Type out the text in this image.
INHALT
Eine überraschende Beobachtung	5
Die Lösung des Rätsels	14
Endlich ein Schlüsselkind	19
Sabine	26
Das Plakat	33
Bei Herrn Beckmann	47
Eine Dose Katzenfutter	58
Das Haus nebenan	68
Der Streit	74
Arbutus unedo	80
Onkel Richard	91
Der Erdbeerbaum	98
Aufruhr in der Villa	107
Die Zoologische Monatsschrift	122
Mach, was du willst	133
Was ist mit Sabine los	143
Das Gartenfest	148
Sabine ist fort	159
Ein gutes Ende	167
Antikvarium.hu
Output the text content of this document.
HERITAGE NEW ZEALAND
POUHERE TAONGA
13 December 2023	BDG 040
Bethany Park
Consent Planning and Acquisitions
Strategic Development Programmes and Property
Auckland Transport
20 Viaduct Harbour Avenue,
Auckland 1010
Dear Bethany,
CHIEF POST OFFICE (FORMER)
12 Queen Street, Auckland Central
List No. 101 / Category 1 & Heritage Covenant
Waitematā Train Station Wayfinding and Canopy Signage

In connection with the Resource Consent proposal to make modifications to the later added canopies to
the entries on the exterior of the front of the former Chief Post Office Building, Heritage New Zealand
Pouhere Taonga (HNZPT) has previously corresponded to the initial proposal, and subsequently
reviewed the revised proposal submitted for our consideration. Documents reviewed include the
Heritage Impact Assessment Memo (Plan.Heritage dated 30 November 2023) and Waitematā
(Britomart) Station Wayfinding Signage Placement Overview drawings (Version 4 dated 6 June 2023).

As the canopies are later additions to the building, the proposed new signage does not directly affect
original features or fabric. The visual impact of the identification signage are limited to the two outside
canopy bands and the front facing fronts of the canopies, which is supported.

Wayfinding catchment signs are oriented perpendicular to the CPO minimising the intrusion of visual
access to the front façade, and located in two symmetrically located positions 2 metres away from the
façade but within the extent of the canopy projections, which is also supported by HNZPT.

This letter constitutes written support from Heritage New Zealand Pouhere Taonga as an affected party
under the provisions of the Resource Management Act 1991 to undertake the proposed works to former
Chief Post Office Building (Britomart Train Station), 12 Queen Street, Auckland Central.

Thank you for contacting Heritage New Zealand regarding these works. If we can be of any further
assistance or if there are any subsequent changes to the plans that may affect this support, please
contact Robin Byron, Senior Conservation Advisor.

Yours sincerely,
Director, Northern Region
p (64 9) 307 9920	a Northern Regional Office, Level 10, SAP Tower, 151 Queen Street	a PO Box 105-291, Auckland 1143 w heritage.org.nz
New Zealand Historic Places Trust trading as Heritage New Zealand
⁂
Without leaving anything out, give the entries again exactly.

Type out the text in this image.
INHALT
Eine überraschende Beobachtung	5
Die Lösung des Rätsels	14
Endlich ein Schlüsselkind	19
Sabine	26
Das Plakat	33
Bei Herrn Beckmann	47
Eine Dose Katzenfutter	58
Das Haus nebenan	68
Der Streit	74
Arbutus unedo	80
Onkel Richard	91
Der Erdbeerbaum	98
Aufruhr in der Villa	107
Die Zoologische Monatsschrift	122
Mach, was du willst	133
Was ist mit Sabine los	143
Das Gartenfest	148
Sabine ist fort	159
Ein gutes Ende	167
Antikvarium.hu
Output the text content of this document.
HERITAGE NEW ZEALAND
POUHERE TAONGA
13 December 2023	BDG 040
Bethany Park
Consent Planning and Acquisitions
Strategic Development Programmes and Property
Auckland Transport
20 Viaduct Harbour Avenue,
Auckland 1010
Dear Bethany,
CHIEF POST OFFICE (FORMER)
12 Queen Street, Auckland Central
List No. 101 / Category 1 & Heritage Covenant
Waitematā Train Station Wayfinding and Canopy Signage

In connection with the Resource Consent proposal to make modifications to the later added canopies to
the entries on the exterior of the front of the former Chief Post Office Building, Heritage New Zealand
Pouhere Taonga (HNZPT) has previously corresponded to the initial proposal, and subsequently
reviewed the revised proposal submitted for our consideration. Documents reviewed include the
Heritage Impact Assessment Memo (Plan.Heritage dated 30 November 2023) and Waitematā
(Britomart) Station Wayfinding Signage Placement Overview drawings (Version 4 dated 6 June 2023).

As the canopies are later additions to the building, the proposed new signage does not directly affect
original features or fabric. The visual impact of the identification signage are limited to the two outside
canopy bands and the front facing fronts of the canopies, which is supported.

Wayfinding catchment signs are oriented perpendicular to the CPO minimising the intrusion of visual
access to the front façade, and located in two symmetrically located positions 2 metres away from the
façade but within the extent of the canopy projections, which is also supported by HNZPT.

This letter constitutes written support from Heritage New Zealand Pouhere Taonga as an affected party
under the provisions of the Resource Management Act 1991 to undertake the proposed works to former
Chief Post Office Building (Britomart Train Station), 12 Queen Street, Auckland Central.

Thank you for contacting Heritage New Zealand regarding these works. If we can be of any further
assistance or if there are any subsequent changes to the plans that may affect this support, please
contact Robin Byron, Senior Conservation Advisor.

Yours sincerely,
Director, Northern Region
p (64 9) 307 9920	a Northern Regional Office, Level 10, SAP Tower, 151 Queen Street	a PO Box 105-291, Auckland 1143 w heritage.org.nz
New Zealand Historic Places Trust trading as Heritage New Zealand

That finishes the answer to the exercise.